▸ **What this task involves**
Copy down all of the data underneath, exactly as shown.

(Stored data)
— Begin —

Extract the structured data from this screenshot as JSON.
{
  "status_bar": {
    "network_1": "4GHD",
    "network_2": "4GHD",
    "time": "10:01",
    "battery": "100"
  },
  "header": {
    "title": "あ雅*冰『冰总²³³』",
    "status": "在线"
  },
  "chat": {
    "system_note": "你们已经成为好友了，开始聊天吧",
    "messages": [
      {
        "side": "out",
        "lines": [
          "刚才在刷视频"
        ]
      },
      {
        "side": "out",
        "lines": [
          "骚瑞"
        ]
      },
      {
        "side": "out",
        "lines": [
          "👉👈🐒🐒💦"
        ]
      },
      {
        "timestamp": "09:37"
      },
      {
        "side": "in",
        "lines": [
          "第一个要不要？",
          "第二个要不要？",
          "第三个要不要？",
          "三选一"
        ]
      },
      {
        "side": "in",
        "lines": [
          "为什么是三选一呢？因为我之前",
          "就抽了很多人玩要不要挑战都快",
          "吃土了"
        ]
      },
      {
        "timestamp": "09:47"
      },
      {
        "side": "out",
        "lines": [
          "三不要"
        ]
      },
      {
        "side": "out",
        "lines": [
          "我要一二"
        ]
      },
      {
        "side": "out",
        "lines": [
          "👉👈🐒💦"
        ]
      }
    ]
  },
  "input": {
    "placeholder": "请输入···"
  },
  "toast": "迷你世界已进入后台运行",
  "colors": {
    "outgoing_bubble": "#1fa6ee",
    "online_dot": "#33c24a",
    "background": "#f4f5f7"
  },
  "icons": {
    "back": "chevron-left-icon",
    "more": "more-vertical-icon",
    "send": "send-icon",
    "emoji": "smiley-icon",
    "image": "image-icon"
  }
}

— End —

▸ **Solution to this task**
Extract the structured data from this screenshot as JSON.
{
  "status_bar": {
    "network_1": "4GHD",
    "network_2": "4GHD",
    "time": "10:01",
    "battery": "100"
  },
  "header": {
    "title": "あ雅*冰『冰总²³³』",
    "status": "在线"
  },
  "chat": {
    "system_note": "你们已经成为好友了，开始聊天吧",
    "messages": [
      {
        "side": "out",
        "lines": [
          "刚才在刷视频"
        ]
      },
      {
        "side": "out",
        "lines": [
          "骚瑞"
        ]
      },
      {
        "side": "out",
        "lines": [
          "👉👈🐒🐒💦"
        ]
      },
      {
        "timestamp": "09:37"
      },
      {
        "side": "in",
        "lines": [
          "第一个要不要？",
          "第二个要不要？",
          "第三个要不要？",
          "三选一"
        ]
      },
      {
        "side": "in",
        "lines": [
          "为什么是三选一呢？因为我之前",
          "就抽了很多人玩要不要挑战都快",
          "吃土了"
        ]
      },
      {
        "timestamp": "09:47"
      },
      {
        "side": "out",
        "lines": [
          "三不要"
        ]
      },
      {
        "side": "out",
        "lines": [
          "我要一二"
        ]
      },
      {
        "side": "out",
        "lines": [
          "👉👈🐒💦"
        ]
      }
    ]
  },
  "input": {
    "placeholder": "请输入···"
  },
  "toast": "迷你世界已进入后台运行",
  "colors": {
    "outgoing_bubble": "#1fa6ee",
    "online_dot": "#33c24a",
    "background": "#f4f5f7"
  },
  "icons": {
    "back": "chevron-left-icon",
    "more": "more-vertical-icon",
    "send": "send-icon",
    "emoji": "smiley-icon",
    "image": "image-icon"
  }
}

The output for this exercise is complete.